(Dataset entries)
[start]
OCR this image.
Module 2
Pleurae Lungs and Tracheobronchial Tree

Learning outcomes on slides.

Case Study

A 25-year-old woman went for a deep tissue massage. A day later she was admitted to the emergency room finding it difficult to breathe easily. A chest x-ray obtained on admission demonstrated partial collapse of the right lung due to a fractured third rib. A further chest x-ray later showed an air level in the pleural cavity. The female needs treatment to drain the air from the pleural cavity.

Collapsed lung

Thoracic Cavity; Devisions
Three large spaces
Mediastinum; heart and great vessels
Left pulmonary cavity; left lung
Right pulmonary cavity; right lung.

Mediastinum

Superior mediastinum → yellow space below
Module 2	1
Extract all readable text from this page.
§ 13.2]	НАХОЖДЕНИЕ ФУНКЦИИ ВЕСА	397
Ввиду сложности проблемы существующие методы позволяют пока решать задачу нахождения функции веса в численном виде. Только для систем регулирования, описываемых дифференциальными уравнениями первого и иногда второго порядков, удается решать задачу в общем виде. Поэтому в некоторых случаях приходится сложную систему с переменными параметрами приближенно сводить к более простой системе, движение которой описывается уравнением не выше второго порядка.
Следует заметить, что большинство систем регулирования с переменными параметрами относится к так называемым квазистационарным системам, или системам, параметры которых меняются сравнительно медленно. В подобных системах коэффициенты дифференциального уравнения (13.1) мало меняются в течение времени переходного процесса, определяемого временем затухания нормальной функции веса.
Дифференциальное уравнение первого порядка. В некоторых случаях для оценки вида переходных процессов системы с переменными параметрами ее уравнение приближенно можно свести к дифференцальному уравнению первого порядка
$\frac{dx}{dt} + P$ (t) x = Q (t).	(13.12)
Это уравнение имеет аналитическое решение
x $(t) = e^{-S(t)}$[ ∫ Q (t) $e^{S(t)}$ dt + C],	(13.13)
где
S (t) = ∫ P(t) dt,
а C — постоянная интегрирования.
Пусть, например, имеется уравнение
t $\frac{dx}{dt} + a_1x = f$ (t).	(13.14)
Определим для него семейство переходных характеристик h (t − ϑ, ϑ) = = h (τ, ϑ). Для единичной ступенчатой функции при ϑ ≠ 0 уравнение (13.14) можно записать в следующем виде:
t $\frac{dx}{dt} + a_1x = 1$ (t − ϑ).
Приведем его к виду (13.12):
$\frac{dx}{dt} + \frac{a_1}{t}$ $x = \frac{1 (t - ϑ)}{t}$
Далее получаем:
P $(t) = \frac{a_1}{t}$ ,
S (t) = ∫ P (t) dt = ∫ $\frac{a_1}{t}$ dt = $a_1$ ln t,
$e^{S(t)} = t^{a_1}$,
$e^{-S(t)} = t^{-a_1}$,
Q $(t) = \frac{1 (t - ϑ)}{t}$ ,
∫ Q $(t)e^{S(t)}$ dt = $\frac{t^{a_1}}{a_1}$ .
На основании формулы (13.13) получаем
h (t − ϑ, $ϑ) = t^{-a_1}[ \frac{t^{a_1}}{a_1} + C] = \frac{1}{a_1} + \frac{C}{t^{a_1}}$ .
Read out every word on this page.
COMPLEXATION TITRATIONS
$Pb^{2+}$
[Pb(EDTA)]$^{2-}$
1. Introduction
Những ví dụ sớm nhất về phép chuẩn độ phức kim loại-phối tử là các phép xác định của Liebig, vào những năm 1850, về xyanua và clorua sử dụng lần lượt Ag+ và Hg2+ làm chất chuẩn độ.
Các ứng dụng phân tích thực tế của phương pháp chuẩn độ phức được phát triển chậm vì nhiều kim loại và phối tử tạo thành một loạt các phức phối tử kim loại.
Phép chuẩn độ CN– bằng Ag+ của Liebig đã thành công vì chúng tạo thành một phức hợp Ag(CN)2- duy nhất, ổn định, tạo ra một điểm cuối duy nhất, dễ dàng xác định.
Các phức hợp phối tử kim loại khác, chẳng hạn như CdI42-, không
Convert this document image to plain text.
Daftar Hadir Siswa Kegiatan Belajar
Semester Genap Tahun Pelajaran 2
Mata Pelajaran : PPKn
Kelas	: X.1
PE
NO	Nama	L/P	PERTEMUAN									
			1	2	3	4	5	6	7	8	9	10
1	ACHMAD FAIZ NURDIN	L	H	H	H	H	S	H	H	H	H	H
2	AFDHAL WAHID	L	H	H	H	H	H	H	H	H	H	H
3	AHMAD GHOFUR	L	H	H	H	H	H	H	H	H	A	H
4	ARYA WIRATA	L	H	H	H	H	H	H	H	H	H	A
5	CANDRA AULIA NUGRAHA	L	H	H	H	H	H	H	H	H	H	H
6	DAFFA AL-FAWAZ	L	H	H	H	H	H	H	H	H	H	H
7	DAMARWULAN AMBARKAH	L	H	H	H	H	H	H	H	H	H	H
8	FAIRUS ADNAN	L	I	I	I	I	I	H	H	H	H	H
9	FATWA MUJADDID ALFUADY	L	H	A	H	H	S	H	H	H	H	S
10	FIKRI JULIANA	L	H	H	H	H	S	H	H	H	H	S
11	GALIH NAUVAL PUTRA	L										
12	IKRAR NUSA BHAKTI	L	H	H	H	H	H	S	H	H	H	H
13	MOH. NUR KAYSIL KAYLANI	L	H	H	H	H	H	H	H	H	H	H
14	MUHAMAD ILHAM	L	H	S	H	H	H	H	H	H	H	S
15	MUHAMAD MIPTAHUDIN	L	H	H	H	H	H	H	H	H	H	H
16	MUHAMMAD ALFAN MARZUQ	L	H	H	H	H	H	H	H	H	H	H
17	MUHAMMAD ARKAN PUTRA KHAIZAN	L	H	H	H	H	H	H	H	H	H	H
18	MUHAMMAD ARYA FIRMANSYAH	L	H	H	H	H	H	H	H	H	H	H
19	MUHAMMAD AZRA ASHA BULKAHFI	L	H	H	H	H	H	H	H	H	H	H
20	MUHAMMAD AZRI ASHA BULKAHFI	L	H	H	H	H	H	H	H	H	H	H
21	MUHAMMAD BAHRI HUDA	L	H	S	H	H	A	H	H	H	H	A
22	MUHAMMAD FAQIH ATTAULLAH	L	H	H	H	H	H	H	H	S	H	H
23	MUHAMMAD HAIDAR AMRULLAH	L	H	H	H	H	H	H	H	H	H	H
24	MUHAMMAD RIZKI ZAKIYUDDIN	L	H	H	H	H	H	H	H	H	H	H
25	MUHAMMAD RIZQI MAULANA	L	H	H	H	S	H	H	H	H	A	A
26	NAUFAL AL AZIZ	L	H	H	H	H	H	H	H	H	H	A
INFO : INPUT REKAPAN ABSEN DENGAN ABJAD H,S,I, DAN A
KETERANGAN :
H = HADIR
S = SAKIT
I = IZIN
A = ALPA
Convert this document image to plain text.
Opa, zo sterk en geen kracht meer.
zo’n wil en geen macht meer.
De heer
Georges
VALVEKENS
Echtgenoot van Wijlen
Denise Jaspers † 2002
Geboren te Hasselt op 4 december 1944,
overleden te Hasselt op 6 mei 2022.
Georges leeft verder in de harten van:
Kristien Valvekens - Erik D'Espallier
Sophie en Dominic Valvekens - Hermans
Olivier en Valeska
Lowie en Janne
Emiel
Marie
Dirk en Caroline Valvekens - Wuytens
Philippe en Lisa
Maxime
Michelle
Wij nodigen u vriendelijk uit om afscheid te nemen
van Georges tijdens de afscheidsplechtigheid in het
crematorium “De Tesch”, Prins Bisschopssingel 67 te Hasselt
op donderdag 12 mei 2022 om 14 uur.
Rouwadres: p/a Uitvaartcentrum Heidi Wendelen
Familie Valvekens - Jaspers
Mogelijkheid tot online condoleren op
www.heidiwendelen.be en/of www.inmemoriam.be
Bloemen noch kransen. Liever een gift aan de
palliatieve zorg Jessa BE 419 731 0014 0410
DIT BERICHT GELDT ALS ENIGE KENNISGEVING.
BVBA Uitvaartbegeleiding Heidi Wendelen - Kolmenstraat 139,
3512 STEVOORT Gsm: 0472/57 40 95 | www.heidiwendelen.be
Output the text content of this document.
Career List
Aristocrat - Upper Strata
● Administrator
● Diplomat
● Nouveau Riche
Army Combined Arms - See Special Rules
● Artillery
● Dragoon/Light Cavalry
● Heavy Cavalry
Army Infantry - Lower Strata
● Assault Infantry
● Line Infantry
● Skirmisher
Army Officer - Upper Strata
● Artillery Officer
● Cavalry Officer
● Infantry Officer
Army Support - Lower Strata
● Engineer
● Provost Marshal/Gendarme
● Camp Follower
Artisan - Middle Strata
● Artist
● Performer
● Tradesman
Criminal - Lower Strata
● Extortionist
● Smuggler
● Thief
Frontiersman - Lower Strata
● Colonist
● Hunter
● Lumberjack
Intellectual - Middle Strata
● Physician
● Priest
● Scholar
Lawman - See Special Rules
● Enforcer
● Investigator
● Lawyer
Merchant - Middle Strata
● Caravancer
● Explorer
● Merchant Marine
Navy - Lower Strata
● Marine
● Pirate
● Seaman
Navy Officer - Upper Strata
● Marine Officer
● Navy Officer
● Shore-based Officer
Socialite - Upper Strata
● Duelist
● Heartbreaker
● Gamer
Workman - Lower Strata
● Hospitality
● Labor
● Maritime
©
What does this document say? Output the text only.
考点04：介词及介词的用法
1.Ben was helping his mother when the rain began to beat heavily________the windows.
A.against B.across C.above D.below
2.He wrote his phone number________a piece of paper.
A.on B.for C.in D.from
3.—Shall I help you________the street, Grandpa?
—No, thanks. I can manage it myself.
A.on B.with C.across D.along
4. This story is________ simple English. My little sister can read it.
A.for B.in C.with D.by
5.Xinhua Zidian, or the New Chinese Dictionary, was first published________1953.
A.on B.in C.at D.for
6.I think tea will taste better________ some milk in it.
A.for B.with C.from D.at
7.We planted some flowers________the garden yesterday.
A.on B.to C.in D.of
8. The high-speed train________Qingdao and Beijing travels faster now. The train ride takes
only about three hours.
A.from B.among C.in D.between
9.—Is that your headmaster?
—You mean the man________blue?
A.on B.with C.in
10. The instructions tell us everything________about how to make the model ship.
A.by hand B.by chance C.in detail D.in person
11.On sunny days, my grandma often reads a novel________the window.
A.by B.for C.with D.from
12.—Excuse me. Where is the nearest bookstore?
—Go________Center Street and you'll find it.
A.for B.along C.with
[end]
Return every line above that contains the word "Output".

Output the text content of this document.
What does this document say? Output the text only.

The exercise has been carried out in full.